-- BEGIN Record excerpts --
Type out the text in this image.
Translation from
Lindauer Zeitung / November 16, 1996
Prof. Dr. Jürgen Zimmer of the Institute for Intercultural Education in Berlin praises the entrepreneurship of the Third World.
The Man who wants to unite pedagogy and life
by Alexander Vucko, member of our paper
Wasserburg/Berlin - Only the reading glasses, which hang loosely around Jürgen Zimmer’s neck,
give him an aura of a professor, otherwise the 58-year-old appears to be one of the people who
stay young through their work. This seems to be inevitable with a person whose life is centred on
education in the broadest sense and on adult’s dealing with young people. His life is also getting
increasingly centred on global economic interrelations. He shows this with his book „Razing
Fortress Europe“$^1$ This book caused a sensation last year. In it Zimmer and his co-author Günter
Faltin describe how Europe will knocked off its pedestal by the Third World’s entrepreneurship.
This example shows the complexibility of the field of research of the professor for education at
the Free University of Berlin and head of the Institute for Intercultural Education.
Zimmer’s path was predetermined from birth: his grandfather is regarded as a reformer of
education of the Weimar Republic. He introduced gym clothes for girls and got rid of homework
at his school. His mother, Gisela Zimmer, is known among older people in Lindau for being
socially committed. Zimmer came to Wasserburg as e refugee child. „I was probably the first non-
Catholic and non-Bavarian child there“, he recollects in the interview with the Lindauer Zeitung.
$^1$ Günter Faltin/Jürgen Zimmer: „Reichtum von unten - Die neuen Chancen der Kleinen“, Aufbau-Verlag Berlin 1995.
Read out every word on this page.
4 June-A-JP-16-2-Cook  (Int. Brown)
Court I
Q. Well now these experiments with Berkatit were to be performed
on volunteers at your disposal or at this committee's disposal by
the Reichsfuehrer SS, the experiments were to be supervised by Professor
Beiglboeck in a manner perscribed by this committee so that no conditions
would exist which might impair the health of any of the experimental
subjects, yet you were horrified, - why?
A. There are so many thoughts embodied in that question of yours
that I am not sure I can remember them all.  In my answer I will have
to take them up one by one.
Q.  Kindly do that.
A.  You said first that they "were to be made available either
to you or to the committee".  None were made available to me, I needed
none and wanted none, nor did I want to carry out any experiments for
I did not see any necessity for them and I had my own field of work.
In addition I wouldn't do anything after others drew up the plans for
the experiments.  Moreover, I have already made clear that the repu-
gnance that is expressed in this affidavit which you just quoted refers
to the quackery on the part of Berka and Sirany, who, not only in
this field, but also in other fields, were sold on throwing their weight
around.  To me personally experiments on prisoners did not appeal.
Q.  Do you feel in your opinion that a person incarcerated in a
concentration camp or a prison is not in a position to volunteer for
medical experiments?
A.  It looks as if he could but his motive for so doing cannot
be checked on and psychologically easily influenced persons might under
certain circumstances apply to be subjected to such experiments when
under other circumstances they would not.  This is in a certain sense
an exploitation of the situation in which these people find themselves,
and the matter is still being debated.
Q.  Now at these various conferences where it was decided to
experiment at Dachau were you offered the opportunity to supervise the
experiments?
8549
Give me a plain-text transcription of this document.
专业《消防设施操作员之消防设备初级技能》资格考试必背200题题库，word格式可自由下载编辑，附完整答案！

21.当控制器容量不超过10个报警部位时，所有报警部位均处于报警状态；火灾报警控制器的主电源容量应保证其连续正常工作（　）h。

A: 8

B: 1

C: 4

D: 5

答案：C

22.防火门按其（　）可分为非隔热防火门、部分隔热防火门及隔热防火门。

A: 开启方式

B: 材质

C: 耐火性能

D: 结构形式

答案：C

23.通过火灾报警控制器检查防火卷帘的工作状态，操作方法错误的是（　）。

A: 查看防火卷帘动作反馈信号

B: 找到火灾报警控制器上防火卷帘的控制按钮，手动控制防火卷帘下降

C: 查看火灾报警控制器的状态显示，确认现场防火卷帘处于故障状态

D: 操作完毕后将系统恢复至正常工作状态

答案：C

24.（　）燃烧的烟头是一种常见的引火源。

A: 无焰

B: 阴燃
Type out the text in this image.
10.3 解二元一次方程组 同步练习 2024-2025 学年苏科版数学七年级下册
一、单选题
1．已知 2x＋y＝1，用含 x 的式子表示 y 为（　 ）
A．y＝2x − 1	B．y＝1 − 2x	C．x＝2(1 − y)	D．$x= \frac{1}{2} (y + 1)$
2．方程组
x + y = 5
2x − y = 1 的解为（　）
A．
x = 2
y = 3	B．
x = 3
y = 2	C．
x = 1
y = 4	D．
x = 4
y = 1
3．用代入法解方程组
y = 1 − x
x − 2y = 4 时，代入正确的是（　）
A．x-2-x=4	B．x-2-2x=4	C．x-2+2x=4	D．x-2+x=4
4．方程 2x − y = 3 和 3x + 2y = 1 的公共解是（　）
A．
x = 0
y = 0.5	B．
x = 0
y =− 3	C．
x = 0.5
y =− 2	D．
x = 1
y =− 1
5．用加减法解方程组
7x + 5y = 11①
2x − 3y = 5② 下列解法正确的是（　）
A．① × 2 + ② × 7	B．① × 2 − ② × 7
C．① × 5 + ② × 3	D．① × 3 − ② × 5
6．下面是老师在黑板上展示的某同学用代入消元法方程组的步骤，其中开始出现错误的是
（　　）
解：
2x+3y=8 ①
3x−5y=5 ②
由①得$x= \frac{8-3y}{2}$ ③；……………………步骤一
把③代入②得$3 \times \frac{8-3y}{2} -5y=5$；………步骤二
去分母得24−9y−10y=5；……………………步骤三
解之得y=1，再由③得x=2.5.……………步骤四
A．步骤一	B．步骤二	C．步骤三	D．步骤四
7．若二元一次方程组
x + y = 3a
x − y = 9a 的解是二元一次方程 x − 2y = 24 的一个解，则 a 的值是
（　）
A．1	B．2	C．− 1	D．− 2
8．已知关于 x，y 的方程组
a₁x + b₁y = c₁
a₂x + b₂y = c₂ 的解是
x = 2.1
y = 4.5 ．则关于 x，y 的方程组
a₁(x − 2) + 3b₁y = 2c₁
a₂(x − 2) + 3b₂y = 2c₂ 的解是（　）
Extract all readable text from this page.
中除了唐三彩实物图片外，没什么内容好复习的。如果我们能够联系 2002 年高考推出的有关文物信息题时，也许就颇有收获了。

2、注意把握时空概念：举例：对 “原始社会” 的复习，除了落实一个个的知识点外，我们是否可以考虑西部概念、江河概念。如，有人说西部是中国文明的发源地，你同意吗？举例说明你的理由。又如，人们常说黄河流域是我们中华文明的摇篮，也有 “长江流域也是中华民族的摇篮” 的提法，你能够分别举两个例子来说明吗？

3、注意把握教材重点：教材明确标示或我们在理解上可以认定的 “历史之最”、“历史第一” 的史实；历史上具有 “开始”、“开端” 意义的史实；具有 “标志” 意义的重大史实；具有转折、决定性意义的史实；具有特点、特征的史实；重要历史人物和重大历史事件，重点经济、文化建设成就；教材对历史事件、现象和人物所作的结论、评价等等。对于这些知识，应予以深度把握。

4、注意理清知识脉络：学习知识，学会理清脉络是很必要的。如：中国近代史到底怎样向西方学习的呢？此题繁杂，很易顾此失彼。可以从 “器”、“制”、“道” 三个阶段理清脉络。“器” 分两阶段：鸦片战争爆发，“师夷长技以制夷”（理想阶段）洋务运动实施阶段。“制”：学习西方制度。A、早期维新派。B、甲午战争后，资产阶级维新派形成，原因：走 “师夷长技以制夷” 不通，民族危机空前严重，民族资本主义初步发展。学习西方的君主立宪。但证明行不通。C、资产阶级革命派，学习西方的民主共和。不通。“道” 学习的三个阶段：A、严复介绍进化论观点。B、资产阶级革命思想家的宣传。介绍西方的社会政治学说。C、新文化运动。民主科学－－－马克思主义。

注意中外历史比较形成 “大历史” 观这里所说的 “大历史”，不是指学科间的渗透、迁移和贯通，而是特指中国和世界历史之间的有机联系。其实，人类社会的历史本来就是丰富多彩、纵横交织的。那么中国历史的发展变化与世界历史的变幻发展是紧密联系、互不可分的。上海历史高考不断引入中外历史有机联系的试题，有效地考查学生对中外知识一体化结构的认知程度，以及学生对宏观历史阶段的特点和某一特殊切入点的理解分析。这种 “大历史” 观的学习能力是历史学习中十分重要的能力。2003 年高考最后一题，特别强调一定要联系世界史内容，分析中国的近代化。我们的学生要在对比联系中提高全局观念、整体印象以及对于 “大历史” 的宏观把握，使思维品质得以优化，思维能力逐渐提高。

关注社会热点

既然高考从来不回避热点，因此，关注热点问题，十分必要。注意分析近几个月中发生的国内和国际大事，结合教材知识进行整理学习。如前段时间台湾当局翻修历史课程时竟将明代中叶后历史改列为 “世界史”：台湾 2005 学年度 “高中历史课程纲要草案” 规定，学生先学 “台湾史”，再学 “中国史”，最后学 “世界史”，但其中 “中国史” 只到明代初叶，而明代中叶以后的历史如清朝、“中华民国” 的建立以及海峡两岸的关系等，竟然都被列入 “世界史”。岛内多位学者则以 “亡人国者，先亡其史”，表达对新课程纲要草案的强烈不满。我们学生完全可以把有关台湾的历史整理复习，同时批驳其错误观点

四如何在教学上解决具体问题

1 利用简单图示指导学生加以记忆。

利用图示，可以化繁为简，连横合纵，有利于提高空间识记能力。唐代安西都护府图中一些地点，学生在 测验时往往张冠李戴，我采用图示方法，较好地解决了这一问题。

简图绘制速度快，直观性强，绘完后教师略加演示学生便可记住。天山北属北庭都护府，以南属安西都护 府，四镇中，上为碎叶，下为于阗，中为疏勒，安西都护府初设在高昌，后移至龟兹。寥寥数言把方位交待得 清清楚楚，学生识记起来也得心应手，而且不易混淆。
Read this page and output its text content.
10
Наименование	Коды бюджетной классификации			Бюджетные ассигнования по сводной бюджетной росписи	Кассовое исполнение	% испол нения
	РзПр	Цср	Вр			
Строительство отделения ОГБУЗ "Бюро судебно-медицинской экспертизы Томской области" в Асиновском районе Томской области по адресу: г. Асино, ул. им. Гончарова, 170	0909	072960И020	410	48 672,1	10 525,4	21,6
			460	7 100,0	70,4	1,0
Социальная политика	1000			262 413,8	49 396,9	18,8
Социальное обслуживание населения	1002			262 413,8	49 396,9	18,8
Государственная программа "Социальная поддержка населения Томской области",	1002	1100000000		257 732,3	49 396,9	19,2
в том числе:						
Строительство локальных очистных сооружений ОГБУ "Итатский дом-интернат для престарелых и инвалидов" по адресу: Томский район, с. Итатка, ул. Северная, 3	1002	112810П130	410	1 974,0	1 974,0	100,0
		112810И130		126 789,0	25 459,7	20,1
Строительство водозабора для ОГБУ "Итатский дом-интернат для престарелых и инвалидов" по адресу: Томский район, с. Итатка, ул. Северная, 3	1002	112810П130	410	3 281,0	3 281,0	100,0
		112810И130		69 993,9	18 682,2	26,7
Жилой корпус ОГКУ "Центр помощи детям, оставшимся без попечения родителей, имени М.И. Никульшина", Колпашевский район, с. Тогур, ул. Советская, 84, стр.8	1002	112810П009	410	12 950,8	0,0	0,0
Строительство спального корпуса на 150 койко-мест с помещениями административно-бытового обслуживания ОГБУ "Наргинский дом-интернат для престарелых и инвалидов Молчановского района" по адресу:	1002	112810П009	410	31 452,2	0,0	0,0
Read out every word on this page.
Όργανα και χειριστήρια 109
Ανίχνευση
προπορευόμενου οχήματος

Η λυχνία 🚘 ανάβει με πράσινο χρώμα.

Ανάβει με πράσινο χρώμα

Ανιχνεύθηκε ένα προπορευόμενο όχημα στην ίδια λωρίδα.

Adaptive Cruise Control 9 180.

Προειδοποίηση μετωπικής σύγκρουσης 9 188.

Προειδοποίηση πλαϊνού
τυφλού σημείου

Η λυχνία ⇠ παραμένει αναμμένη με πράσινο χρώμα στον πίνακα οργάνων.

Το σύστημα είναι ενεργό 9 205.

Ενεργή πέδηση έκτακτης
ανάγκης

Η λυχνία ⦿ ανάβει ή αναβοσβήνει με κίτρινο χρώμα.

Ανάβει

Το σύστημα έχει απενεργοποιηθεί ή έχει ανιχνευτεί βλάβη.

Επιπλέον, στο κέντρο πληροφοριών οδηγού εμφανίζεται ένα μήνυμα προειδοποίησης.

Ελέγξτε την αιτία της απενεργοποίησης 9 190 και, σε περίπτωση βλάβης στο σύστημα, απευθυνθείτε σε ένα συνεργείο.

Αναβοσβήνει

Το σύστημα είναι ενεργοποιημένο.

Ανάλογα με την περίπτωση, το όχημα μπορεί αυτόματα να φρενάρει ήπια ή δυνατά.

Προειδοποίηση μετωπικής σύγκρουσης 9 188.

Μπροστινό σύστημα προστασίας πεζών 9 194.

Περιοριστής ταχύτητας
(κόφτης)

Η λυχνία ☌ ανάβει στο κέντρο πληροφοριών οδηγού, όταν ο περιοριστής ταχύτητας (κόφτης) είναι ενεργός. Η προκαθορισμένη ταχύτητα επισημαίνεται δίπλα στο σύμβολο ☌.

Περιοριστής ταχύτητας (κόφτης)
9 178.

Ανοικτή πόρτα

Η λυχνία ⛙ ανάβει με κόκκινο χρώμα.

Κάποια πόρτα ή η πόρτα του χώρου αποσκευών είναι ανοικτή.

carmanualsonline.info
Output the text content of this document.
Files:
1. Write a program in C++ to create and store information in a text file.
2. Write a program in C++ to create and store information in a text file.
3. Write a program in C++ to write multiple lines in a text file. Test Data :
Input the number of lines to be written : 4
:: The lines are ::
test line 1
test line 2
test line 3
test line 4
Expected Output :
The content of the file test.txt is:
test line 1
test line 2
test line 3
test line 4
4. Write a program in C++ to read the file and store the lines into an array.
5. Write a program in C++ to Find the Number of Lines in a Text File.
-- END Record excerpts --
● **What the task asks**: Identify and list each line with the word "have".

● **Solution to this task**:
that I am not sure I can remember them all.  In my answer I will have
the experiments.  Moreover, I have already made clear that the repu-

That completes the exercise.